# TO BE DONE:
Starting at the line that contains "Give me the" and stopping at the line that contains "Extract the structured", return those lines exactly and nothing else. Both end lines count; pictures do not.

# DATA SUPPLIED:
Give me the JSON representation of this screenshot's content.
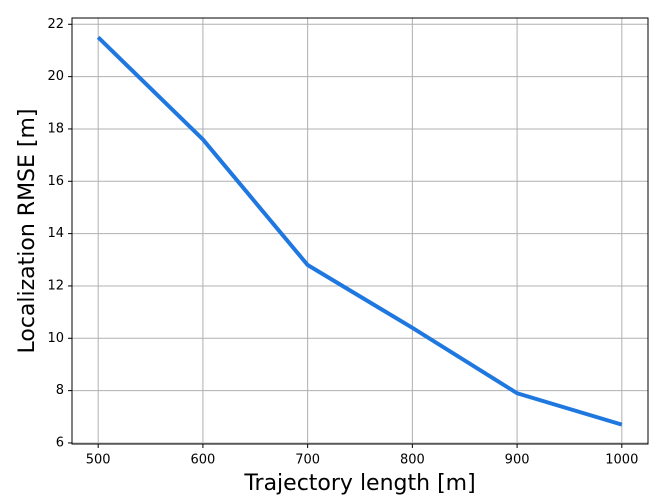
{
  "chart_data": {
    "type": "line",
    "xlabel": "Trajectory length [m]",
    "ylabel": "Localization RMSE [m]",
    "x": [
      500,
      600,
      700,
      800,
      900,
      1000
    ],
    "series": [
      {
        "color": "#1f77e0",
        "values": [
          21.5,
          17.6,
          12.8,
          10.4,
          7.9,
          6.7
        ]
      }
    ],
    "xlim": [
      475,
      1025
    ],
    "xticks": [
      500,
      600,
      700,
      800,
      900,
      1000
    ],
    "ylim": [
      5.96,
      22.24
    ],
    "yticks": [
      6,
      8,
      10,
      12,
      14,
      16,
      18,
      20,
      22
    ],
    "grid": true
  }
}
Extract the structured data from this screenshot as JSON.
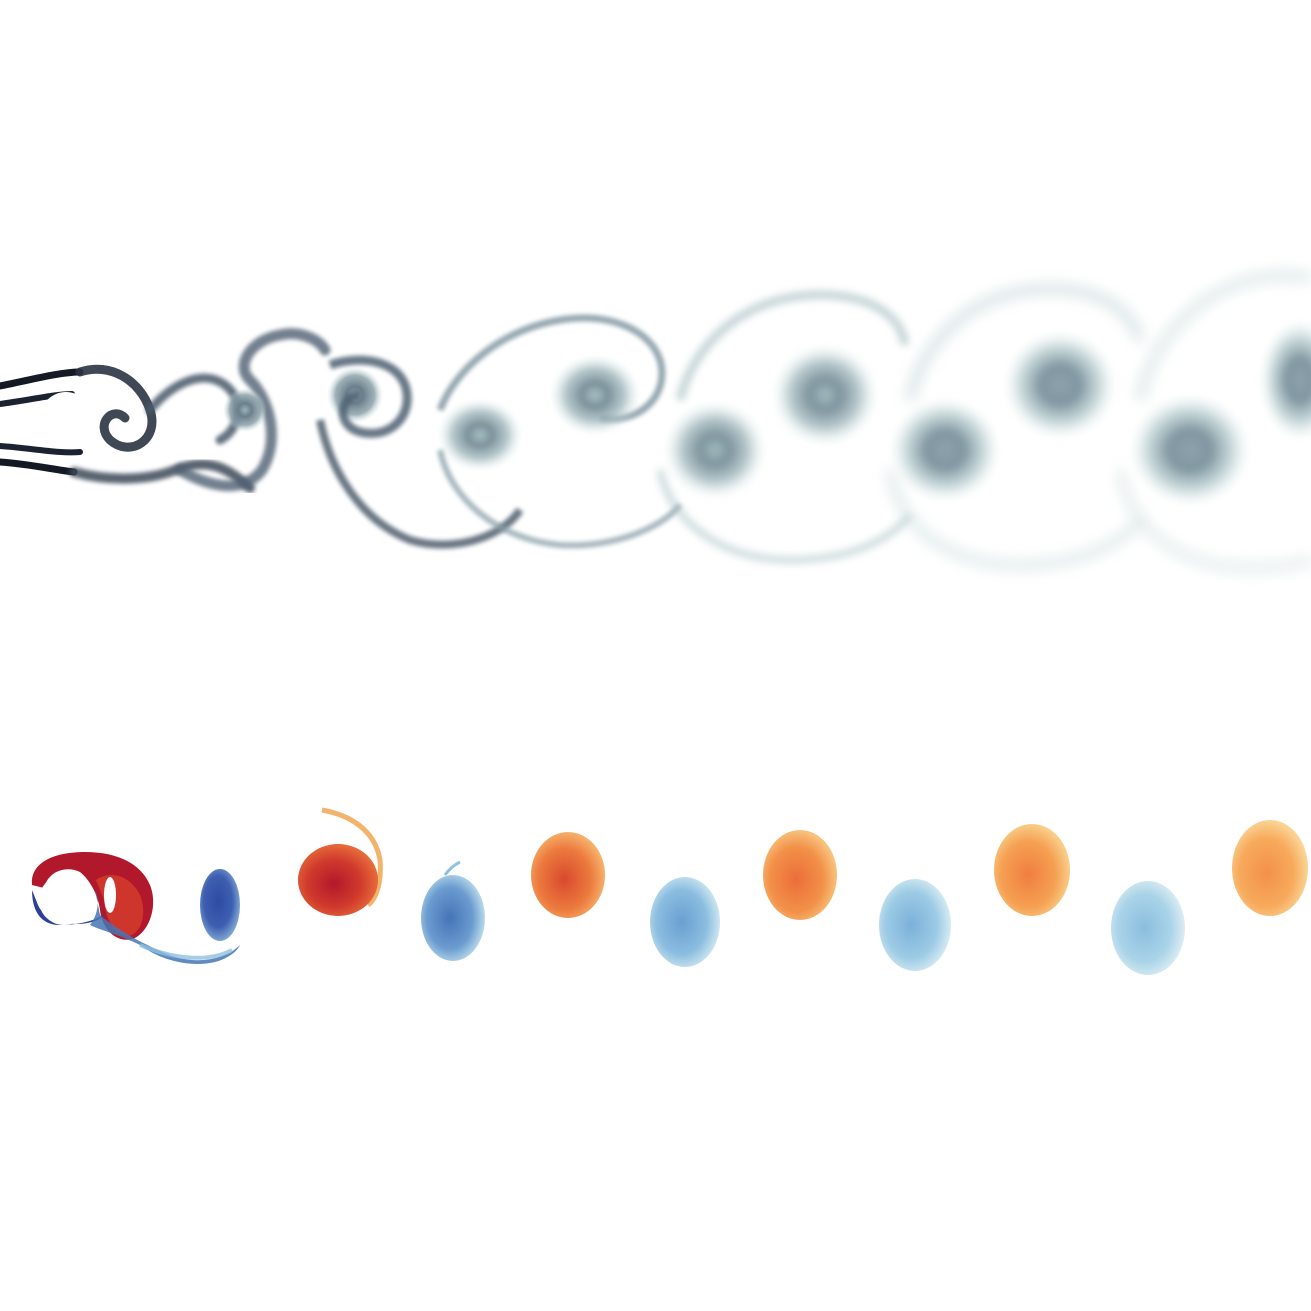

* * *

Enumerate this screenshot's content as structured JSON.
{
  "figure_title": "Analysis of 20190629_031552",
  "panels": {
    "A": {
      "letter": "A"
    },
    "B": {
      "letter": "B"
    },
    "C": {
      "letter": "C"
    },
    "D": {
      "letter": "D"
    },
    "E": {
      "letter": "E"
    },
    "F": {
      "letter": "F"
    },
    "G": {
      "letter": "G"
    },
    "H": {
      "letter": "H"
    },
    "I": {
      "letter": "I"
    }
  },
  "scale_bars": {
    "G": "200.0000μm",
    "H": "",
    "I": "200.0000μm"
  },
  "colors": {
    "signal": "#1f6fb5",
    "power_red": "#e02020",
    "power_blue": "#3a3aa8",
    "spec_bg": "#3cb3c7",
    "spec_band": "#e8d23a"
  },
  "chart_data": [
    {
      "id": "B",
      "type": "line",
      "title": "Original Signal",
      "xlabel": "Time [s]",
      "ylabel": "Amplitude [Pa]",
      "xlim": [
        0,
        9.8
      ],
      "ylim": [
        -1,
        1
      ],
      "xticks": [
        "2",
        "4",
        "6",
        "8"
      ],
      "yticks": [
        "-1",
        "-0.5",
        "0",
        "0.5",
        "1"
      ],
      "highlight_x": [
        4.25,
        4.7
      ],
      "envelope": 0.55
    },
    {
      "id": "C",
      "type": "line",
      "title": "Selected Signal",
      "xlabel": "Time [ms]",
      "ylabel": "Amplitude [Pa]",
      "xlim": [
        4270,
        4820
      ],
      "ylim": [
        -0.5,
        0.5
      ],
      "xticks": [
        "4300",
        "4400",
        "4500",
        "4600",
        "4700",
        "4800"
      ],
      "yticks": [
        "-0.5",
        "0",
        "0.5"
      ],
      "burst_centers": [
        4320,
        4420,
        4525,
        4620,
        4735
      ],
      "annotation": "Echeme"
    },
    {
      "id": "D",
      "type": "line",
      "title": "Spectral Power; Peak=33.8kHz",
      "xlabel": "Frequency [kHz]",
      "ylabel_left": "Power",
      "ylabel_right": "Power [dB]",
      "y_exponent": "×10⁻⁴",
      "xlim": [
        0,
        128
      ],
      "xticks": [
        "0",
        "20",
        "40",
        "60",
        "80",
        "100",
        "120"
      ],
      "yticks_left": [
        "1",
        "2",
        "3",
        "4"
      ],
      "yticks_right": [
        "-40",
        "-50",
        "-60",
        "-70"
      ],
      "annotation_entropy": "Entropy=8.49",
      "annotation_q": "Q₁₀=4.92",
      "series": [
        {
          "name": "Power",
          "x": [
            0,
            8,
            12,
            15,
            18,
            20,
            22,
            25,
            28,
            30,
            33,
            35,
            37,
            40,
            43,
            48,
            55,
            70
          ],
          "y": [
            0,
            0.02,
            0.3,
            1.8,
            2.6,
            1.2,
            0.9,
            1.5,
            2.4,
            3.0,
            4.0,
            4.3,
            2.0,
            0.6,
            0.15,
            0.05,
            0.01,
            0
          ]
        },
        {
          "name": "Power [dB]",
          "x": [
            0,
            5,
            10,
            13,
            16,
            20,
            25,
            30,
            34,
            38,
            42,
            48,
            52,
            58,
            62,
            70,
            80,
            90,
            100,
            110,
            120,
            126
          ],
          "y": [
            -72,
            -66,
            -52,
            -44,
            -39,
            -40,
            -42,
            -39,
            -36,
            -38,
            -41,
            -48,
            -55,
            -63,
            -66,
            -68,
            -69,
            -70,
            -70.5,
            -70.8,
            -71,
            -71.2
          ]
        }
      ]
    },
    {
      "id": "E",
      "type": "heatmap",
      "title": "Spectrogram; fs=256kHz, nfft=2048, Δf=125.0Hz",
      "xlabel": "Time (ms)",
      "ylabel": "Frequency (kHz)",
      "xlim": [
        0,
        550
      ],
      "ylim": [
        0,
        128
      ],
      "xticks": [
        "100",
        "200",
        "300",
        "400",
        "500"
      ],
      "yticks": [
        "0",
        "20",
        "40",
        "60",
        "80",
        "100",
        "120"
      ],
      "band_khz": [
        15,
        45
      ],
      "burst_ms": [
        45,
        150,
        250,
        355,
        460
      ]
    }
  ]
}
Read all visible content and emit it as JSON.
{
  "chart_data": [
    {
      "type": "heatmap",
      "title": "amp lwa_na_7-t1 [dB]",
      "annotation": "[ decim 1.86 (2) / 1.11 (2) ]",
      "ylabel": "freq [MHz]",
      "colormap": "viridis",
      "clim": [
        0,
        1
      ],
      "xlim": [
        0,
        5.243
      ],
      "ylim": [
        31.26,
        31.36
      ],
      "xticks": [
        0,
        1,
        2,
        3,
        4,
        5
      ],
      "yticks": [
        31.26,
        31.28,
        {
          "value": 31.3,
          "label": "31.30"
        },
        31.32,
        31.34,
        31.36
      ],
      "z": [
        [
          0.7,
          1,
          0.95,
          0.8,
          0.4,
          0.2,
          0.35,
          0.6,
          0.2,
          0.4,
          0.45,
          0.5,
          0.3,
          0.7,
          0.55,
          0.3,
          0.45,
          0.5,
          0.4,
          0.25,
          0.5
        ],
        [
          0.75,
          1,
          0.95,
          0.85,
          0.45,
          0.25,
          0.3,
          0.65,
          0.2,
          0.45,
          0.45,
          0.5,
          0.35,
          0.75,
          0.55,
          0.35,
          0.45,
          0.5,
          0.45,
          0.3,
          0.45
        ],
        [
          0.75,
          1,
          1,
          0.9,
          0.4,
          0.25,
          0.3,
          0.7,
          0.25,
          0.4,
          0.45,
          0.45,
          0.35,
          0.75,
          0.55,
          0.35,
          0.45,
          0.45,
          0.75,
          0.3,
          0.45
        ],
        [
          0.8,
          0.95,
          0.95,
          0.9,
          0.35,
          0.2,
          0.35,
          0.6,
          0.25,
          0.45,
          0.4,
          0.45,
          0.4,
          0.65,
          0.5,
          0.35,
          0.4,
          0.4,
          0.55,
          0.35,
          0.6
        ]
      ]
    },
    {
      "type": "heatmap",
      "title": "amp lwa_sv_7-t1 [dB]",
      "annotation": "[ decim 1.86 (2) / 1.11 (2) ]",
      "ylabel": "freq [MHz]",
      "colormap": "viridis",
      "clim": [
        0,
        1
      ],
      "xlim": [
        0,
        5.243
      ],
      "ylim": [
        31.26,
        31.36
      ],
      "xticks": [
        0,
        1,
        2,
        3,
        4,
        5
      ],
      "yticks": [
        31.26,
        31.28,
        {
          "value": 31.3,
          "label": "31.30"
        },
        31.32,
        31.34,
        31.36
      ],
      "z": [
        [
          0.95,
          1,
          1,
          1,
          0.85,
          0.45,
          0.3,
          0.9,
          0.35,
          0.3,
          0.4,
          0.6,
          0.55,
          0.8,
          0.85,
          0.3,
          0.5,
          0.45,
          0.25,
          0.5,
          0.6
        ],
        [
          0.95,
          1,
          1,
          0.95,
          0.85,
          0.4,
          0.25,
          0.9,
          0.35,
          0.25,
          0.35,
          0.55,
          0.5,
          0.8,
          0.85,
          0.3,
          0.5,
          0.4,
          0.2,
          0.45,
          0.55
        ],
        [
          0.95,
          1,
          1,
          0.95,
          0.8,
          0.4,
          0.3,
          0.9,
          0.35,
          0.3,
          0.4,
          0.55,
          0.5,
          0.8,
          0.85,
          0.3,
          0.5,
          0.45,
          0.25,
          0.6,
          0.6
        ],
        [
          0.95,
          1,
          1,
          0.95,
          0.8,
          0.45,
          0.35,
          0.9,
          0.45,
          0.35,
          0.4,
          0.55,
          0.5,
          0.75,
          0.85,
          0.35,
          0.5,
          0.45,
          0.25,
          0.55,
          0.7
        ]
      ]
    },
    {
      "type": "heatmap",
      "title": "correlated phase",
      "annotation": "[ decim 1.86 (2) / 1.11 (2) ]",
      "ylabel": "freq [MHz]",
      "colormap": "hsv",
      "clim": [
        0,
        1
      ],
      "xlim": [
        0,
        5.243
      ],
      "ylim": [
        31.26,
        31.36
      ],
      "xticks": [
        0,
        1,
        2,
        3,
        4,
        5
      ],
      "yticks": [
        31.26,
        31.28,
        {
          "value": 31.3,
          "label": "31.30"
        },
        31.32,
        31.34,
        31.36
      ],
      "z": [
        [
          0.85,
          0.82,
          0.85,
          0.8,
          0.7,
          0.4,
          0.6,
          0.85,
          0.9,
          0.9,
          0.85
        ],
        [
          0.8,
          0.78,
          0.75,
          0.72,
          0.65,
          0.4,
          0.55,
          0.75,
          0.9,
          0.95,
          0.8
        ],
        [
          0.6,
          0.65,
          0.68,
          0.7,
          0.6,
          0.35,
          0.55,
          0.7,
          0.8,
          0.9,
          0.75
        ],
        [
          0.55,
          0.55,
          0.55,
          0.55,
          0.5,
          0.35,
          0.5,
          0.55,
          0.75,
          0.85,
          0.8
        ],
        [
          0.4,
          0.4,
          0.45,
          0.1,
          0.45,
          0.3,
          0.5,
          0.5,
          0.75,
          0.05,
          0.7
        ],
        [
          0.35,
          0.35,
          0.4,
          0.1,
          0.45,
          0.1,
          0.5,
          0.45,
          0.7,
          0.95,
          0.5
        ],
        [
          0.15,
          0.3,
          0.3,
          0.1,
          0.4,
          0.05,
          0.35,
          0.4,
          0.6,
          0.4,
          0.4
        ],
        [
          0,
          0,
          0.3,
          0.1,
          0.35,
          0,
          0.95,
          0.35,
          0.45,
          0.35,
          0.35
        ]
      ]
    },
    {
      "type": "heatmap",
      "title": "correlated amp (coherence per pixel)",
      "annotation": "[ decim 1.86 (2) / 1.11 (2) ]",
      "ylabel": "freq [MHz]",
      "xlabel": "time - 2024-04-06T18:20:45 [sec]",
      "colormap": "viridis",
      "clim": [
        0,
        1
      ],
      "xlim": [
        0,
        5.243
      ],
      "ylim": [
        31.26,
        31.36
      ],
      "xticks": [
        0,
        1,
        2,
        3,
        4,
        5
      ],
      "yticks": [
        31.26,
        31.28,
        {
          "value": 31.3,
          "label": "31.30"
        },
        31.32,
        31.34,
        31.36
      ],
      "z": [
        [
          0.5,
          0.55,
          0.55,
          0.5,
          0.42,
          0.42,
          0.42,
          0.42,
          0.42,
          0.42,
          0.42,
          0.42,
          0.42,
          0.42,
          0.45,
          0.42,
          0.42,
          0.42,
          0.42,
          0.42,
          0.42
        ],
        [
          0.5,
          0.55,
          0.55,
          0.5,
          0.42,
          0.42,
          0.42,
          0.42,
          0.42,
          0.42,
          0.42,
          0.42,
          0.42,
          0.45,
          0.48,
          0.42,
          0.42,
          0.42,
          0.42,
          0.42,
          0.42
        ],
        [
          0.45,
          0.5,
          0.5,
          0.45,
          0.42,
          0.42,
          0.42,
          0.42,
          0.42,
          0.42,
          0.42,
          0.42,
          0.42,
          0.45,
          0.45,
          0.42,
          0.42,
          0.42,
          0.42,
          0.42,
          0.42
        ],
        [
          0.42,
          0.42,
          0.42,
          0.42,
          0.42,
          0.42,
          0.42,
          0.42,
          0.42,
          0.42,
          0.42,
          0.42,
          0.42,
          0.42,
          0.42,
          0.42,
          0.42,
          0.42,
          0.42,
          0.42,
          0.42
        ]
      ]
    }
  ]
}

# EXERCISE ANSWER:
Give me the JSON representation of this screenshot's content.
{
  "chart_data": {
    "type": "line",
    "xlabel": "Trajectory length [m]",
    "ylabel": "Localization RMSE [m]",
    "x": [
      500,
      600,
      700,
      800,
      900,
      1000
    ],
    "series": [
      {
        "color": "#1f77e0",
        "values": [
          21.5,
          17.6,
          12.8,
          10.4,
          7.9,
          6.7
        ]
      }
    ],
    "xlim": [
      475,
      1025
    ],
    "xticks": [
      500,
      600,
      700,
      800,
      900,
      1000
    ],
    "ylim": [
      5.96,
      22.24
    ],
    "yticks": [
      6,
      8,
      10,
      12,
      14,
      16,
      18,
      20,
      22
    ],
    "grid": true
  }
}
Extract the structured data from this screenshot as JSON.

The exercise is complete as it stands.